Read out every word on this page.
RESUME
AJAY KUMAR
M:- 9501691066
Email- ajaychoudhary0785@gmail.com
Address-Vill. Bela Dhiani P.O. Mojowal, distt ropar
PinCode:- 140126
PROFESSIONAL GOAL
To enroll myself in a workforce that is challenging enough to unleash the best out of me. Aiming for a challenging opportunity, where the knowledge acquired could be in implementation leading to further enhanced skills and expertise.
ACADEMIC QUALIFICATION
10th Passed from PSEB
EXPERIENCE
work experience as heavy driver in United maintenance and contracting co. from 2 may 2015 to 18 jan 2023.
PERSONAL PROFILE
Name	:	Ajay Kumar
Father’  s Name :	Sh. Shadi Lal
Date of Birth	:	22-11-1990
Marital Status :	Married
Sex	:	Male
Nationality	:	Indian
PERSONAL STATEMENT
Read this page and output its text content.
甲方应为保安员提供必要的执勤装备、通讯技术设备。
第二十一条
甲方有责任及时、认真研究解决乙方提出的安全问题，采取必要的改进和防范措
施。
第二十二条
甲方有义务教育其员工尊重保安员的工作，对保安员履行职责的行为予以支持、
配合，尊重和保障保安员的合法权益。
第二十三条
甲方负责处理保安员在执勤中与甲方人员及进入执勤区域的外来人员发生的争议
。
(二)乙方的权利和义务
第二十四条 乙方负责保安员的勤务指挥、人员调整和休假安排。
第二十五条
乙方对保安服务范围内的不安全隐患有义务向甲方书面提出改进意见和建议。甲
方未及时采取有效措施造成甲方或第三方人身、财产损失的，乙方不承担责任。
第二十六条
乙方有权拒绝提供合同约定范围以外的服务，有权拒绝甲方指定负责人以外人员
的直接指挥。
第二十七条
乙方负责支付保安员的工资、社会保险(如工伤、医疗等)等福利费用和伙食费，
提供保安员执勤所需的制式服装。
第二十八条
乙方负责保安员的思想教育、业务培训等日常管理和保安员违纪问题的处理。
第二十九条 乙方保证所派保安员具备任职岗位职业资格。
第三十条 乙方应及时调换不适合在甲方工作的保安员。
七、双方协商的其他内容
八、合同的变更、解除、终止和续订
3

++++++++

To be done -> Each line in the material above must be retyped without alteration.

Solution to the problem ->
Read out every word on this page.
RESUME
AJAY KUMAR
M:- 9501691066
Email- ajaychoudhary0785@gmail.com
Address-Vill. Bela Dhiani P.O. Mojowal, distt ropar
PinCode:- 140126
PROFESSIONAL GOAL
To enroll myself in a workforce that is challenging enough to unleash the best out of me. Aiming for a challenging opportunity, where the knowledge acquired could be in implementation leading to further enhanced skills and expertise.
ACADEMIC QUALIFICATION
10th Passed from PSEB
EXPERIENCE
work experience as heavy driver in United maintenance and contracting co. from 2 may 2015 to 18 jan 2023.
PERSONAL PROFILE
Name	:	Ajay Kumar
Father’  s Name :	Sh. Shadi Lal
Date of Birth	:	22-11-1990
Marital Status :	Married
Sex	:	Male
Nationality	:	Indian
PERSONAL STATEMENT
Read this page and output its text content.
甲方应为保安员提供必要的执勤装备、通讯技术设备。
第二十一条
甲方有责任及时、认真研究解决乙方提出的安全问题，采取必要的改进和防范措
施。
第二十二条
甲方有义务教育其员工尊重保安员的工作，对保安员履行职责的行为予以支持、
配合，尊重和保障保安员的合法权益。
第二十三条
甲方负责处理保安员在执勤中与甲方人员及进入执勤区域的外来人员发生的争议
。
(二)乙方的权利和义务
第二十四条 乙方负责保安员的勤务指挥、人员调整和休假安排。
第二十五条
乙方对保安服务范围内的不安全隐患有义务向甲方书面提出改进意见和建议。甲
方未及时采取有效措施造成甲方或第三方人身、财产损失的，乙方不承担责任。
第二十六条
乙方有权拒绝提供合同约定范围以外的服务，有权拒绝甲方指定负责人以外人员
的直接指挥。
第二十七条
乙方负责支付保安员的工资、社会保险(如工伤、医疗等)等福利费用和伙食费，
提供保安员执勤所需的制式服装。
第二十八条
乙方负责保安员的思想教育、业务培训等日常管理和保安员违纪问题的处理。
第二十九条 乙方保证所派保安员具备任职岗位职业资格。
第三十条 乙方应及时调换不适合在甲方工作的保安员。
七、双方协商的其他内容
八、合同的变更、解除、终止和续订
3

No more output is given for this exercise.